Extracted records -
____
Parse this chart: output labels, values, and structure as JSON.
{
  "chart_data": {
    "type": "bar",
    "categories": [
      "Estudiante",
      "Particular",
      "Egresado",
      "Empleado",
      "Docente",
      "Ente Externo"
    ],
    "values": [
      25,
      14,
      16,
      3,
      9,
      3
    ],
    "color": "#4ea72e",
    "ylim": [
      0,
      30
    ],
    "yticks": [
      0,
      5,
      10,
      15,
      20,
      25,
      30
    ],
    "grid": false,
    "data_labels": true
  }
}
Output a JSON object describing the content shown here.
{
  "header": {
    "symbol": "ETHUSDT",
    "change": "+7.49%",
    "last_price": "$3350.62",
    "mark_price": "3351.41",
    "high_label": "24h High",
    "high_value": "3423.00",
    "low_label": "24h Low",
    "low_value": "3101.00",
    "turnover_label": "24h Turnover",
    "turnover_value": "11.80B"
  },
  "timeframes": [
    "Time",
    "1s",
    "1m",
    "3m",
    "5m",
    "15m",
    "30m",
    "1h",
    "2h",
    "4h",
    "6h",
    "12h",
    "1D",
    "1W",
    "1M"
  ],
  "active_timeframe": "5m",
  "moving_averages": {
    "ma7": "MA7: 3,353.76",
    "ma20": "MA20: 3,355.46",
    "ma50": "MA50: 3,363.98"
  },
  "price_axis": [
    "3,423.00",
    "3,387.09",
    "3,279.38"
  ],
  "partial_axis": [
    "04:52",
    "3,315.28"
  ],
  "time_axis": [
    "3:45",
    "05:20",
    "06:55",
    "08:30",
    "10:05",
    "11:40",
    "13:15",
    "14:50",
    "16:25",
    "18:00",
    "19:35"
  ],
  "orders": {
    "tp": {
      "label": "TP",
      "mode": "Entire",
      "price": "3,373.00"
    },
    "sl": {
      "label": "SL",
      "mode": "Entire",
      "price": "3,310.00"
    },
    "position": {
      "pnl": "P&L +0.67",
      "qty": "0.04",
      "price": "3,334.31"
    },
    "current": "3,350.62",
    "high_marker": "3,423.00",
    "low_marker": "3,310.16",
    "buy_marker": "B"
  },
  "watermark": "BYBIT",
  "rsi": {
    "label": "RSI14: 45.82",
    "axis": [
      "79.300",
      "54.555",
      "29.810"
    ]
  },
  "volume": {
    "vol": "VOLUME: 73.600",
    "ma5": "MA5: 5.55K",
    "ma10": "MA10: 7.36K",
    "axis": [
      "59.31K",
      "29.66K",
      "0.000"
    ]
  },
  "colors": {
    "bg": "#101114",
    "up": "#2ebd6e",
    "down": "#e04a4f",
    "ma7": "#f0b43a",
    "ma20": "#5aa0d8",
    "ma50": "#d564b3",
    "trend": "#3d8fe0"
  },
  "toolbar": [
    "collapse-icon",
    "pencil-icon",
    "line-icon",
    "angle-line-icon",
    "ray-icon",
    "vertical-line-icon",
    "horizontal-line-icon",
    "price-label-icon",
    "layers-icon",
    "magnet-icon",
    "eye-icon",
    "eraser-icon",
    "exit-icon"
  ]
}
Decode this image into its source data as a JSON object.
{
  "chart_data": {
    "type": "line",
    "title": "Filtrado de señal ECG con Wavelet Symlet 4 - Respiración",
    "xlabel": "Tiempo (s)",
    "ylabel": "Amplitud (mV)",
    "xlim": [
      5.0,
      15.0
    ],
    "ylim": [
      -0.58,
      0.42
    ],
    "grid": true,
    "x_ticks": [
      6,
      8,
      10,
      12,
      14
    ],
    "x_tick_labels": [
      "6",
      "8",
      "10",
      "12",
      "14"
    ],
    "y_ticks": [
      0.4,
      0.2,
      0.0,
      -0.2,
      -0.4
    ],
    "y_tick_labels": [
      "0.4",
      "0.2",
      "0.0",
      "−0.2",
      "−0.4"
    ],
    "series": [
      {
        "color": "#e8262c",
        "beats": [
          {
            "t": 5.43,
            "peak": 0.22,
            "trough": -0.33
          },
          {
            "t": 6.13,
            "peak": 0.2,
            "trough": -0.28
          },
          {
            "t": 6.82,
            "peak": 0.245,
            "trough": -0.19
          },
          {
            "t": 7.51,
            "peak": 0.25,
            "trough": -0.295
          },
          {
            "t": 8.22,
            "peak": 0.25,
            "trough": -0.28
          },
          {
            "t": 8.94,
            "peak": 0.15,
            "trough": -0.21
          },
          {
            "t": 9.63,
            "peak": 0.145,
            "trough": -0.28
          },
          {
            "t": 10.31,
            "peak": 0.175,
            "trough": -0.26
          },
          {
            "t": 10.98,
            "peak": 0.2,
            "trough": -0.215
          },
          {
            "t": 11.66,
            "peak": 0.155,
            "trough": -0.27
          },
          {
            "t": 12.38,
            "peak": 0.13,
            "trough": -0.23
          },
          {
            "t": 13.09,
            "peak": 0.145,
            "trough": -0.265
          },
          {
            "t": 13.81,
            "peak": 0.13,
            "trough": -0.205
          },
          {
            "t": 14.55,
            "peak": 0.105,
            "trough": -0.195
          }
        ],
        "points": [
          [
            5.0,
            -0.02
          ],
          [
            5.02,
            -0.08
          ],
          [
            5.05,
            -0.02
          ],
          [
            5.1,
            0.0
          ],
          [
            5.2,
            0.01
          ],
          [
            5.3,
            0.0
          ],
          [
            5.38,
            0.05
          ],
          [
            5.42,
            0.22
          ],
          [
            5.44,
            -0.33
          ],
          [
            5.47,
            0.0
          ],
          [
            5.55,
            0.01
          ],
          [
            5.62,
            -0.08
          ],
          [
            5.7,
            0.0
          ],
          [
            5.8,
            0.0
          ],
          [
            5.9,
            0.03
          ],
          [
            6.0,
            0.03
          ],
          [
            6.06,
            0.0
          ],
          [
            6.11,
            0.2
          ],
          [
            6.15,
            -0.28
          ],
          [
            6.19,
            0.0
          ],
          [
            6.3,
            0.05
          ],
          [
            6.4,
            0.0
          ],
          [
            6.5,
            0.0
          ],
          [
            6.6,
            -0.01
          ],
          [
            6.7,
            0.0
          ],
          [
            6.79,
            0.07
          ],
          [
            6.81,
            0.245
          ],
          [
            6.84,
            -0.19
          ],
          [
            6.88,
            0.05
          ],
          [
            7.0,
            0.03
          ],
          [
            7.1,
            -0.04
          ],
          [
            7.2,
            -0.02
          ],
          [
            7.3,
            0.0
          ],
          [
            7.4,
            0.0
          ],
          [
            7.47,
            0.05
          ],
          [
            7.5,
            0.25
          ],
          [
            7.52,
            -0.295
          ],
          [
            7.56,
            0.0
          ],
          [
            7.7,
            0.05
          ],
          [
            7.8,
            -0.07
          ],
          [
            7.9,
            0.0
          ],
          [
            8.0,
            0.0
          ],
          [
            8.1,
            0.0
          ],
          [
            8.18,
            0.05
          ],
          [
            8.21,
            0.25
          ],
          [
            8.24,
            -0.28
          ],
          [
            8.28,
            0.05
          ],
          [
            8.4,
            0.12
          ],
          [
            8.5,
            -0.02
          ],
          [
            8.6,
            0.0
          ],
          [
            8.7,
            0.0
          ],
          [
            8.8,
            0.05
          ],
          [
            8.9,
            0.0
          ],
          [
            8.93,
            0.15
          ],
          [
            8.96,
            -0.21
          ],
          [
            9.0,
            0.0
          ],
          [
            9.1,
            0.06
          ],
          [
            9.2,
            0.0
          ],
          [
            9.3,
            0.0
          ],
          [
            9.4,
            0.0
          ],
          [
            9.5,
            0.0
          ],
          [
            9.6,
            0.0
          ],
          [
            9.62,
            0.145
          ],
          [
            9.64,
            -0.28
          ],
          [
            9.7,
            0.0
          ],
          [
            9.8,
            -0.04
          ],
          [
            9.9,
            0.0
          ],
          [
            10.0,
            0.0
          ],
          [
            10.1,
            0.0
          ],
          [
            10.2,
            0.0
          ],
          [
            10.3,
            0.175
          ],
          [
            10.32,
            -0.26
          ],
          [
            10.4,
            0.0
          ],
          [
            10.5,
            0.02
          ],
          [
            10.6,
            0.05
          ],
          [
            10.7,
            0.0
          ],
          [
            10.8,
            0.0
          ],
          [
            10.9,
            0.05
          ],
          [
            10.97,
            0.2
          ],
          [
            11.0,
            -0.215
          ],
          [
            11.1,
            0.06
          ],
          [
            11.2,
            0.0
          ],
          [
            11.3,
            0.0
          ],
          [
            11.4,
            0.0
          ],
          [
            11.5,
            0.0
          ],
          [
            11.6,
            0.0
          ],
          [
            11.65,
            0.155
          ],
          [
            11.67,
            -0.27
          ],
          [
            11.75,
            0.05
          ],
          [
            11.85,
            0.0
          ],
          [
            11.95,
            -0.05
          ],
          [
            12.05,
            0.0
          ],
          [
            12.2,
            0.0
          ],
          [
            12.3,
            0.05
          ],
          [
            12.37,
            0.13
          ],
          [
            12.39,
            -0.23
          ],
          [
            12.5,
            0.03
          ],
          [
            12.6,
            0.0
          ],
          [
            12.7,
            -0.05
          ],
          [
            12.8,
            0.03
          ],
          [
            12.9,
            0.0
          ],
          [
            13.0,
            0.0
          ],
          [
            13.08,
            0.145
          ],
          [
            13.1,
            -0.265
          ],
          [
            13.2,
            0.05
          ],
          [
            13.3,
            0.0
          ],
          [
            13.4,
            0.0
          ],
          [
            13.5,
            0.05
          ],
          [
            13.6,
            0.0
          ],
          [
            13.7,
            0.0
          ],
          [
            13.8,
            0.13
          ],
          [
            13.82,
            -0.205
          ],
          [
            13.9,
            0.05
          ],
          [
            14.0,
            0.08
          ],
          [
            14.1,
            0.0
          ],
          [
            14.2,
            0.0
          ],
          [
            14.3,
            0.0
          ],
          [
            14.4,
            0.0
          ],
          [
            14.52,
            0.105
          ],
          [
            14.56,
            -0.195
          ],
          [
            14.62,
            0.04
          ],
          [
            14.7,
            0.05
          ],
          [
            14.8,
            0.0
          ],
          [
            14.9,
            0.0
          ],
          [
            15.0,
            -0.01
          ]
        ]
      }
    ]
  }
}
____
EXERCISE GOAL - Show each line holding the word "object".

ANSWER FOR THE TASK -
Output a JSON object describing the content shown here.
Decode this image into its source data as a JSON object.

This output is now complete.